**Exercise materials**

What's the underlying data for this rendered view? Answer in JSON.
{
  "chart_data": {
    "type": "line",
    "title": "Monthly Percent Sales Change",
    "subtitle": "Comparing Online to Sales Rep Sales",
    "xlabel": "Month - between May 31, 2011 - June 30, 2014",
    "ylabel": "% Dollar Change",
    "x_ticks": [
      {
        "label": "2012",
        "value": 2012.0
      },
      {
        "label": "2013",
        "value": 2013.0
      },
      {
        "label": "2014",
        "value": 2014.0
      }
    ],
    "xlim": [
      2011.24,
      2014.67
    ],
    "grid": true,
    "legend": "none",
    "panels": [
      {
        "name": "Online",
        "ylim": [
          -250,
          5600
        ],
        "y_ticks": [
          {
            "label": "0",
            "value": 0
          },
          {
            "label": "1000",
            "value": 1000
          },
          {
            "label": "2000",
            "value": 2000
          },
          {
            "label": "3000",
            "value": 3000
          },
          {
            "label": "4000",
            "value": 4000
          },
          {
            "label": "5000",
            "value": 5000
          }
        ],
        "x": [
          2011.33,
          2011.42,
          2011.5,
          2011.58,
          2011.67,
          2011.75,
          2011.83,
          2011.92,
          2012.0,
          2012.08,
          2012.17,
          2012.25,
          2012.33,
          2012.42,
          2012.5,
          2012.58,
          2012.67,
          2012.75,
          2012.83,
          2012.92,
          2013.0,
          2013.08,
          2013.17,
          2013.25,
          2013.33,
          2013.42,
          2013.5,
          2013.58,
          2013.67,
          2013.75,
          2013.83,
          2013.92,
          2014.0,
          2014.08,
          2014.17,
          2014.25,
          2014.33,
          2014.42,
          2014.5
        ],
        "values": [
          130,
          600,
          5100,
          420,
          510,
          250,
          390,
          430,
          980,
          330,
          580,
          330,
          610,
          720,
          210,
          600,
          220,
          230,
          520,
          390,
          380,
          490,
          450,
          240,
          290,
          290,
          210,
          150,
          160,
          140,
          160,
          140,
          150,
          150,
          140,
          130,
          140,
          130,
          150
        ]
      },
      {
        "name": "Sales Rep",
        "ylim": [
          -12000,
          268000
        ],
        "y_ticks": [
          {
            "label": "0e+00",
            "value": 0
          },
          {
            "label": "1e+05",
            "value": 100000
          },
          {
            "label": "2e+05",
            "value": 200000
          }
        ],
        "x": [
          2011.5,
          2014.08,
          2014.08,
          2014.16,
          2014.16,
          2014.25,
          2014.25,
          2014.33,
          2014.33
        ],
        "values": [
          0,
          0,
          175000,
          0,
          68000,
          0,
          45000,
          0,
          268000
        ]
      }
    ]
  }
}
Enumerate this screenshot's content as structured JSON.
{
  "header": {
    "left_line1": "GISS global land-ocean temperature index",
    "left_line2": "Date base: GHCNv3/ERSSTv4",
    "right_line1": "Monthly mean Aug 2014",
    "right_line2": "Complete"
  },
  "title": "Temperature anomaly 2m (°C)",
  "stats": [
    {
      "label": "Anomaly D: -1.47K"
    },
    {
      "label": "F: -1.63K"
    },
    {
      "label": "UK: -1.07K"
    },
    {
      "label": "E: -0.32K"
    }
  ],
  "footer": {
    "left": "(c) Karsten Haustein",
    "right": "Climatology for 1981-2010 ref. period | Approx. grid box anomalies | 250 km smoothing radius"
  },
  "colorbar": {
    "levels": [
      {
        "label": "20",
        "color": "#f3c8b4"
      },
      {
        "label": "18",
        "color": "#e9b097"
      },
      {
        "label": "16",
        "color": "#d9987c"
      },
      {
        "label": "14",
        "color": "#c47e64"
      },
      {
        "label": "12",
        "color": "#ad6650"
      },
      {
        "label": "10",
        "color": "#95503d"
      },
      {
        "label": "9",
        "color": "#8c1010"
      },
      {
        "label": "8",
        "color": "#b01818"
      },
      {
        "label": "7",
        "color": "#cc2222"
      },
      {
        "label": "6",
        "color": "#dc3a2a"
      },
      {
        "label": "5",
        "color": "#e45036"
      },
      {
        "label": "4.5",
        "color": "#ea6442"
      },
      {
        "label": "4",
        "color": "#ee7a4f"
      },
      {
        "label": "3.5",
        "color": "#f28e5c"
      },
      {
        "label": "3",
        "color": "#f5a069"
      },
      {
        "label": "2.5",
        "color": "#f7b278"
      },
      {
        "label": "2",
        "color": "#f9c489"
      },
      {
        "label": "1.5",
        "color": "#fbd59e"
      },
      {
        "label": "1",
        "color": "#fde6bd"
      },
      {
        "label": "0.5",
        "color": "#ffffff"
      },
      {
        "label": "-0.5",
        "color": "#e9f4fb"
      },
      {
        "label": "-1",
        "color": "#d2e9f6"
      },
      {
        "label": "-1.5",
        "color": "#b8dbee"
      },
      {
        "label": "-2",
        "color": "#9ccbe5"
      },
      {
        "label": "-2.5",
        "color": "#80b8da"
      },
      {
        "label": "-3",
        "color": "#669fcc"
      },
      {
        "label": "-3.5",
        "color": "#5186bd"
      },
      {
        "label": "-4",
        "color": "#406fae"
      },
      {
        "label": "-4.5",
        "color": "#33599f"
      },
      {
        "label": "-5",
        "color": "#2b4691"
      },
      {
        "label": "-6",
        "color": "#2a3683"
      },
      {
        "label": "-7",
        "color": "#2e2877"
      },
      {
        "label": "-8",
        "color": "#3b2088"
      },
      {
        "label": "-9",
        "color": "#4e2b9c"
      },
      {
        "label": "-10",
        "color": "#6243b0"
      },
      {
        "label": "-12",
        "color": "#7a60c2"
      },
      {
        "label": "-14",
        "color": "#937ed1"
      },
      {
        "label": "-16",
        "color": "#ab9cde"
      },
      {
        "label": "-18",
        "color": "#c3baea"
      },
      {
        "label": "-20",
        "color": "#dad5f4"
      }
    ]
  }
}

**Task to carry out**
Each line above must be printed exactly as it appears.

**Correct result**
What's the underlying data for this rendered view? Answer in JSON.
{
  "chart_data": {
    "type": "line",
    "title": "Monthly Percent Sales Change",
    "subtitle": "Comparing Online to Sales Rep Sales",
    "xlabel": "Month - between May 31, 2011 - June 30, 2014",
    "ylabel": "% Dollar Change",
    "x_ticks": [
      {
        "label": "2012",
        "value": 2012.0
      },
      {
        "label": "2013",
        "value": 2013.0
      },
      {
        "label": "2014",
        "value": 2014.0
      }
    ],
    "xlim": [
      2011.24,
      2014.67
    ],
    "grid": true,
    "legend": "none",
    "panels": [
      {
        "name": "Online",
        "ylim": [
          -250,
          5600
        ],
        "y_ticks": [
          {
            "label": "0",
            "value": 0
          },
          {
            "label": "1000",
            "value": 1000
          },
          {
            "label": "2000",
            "value": 2000
          },
          {
            "label": "3000",
            "value": 3000
          },
          {
            "label": "4000",
            "value": 4000
          },
          {
            "label": "5000",
            "value": 5000
          }
        ],
        "x": [
          2011.33,
          2011.42,
          2011.5,
          2011.58,
          2011.67,
          2011.75,
          2011.83,
          2011.92,
          2012.0,
          2012.08,
          2012.17,
          2012.25,
          2012.33,
          2012.42,
          2012.5,
          2012.58,
          2012.67,
          2012.75,
          2012.83,
          2012.92,
          2013.0,
          2013.08,
          2013.17,
          2013.25,
          2013.33,
          2013.42,
          2013.5,
          2013.58,
          2013.67,
          2013.75,
          2013.83,
          2013.92,
          2014.0,
          2014.08,
          2014.17,
          2014.25,
          2014.33,
          2014.42,
          2014.5
        ],
        "values": [
          130,
          600,
          5100,
          420,
          510,
          250,
          390,
          430,
          980,
          330,
          580,
          330,
          610,
          720,
          210,
          600,
          220,
          230,
          520,
          390,
          380,
          490,
          450,
          240,
          290,
          290,
          210,
          150,
          160,
          140,
          160,
          140,
          150,
          150,
          140,
          130,
          140,
          130,
          150
        ]
      },
      {
        "name": "Sales Rep",
        "ylim": [
          -12000,
          268000
        ],
        "y_ticks": [
          {
            "label": "0e+00",
            "value": 0
          },
          {
            "label": "1e+05",
            "value": 100000
          },
          {
            "label": "2e+05",
            "value": 200000
          }
        ],
        "x": [
          2011.5,
          2014.08,
          2014.08,
          2014.16,
          2014.16,
          2014.25,
          2014.25,
          2014.33,
          2014.33
        ],
        "values": [
          0,
          0,
          175000,
          0,
          68000,
          0,
          45000,
          0,
          268000
        ]
      }
    ]
  }
}
Enumerate this screenshot's content as structured JSON.
{
  "header": {
    "left_line1": "GISS global land-ocean temperature index",
    "left_line2": "Date base: GHCNv3/ERSSTv4",
    "right_line1": "Monthly mean Aug 2014",
    "right_line2": "Complete"
  },
  "title": "Temperature anomaly 2m (°C)",
  "stats": [
    {
      "label": "Anomaly D: -1.47K"
    },
    {
      "label": "F: -1.63K"
    },
    {
      "label": "UK: -1.07K"
    },
    {
      "label": "E: -0.32K"
    }
  ],
  "footer": {
    "left": "(c) Karsten Haustein",
    "right": "Climatology for 1981-2010 ref. period | Approx. grid box anomalies | 250 km smoothing radius"
  },
  "colorbar": {
    "levels": [
      {
        "label": "20",
        "color": "#f3c8b4"
      },
      {
        "label": "18",
        "color": "#e9b097"
      },
      {
        "label": "16",
        "color": "#d9987c"
      },
      {
        "label": "14",
        "color": "#c47e64"
      },
      {
        "label": "12",
        "color": "#ad6650"
      },
      {
        "label": "10",
        "color": "#95503d"
      },
      {
        "label": "9",
        "color": "#8c1010"
      },
      {
        "label": "8",
        "color": "#b01818"
      },
      {
        "label": "7",
        "color": "#cc2222"
      },
      {
        "label": "6",
        "color": "#dc3a2a"
      },
      {
        "label": "5",
        "color": "#e45036"
      },
      {
        "label": "4.5",
        "color": "#ea6442"
      },
      {
        "label": "4",
        "color": "#ee7a4f"
      },
      {
        "label": "3.5",
        "color": "#f28e5c"
      },
      {
        "label": "3",
        "color": "#f5a069"
      },
      {
        "label": "2.5",
        "color": "#f7b278"
      },
      {
        "label": "2",
        "color": "#f9c489"
      },
      {
        "label": "1.5",
        "color": "#fbd59e"
      },
      {
        "label": "1",
        "color": "#fde6bd"
      },
      {
        "label": "0.5",
        "color": "#ffffff"
      },
      {
        "label": "-0.5",
        "color": "#e9f4fb"
      },
      {
        "label": "-1",
        "color": "#d2e9f6"
      },
      {
        "label": "-1.5",
        "color": "#b8dbee"
      },
      {
        "label": "-2",
        "color": "#9ccbe5"
      },
      {
        "label": "-2.5",
        "color": "#80b8da"
      },
      {
        "label": "-3",
        "color": "#669fcc"
      },
      {
        "label": "-3.5",
        "color": "#5186bd"
      },
      {
        "label": "-4",
        "color": "#406fae"
      },
      {
        "label": "-4.5",
        "color": "#33599f"
      },
      {
        "label": "-5",
        "color": "#2b4691"
      },
      {
        "label": "-6",
        "color": "#2a3683"
      },
      {
        "label": "-7",
        "color": "#2e2877"
      },
      {
        "label": "-8",
        "color": "#3b2088"
      },
      {
        "label": "-9",
        "color": "#4e2b9c"
      },
      {
        "label": "-10",
        "color": "#6243b0"
      },
      {
        "label": "-12",
        "color": "#7a60c2"
      },
      {
        "label": "-14",
        "color": "#937ed1"
      },
      {
        "label": "-16",
        "color": "#ab9cde"
      },
      {
        "label": "-18",
        "color": "#c3baea"
      },
      {
        "label": "-20",
        "color": "#dad5f4"
      }
    ]
  }
}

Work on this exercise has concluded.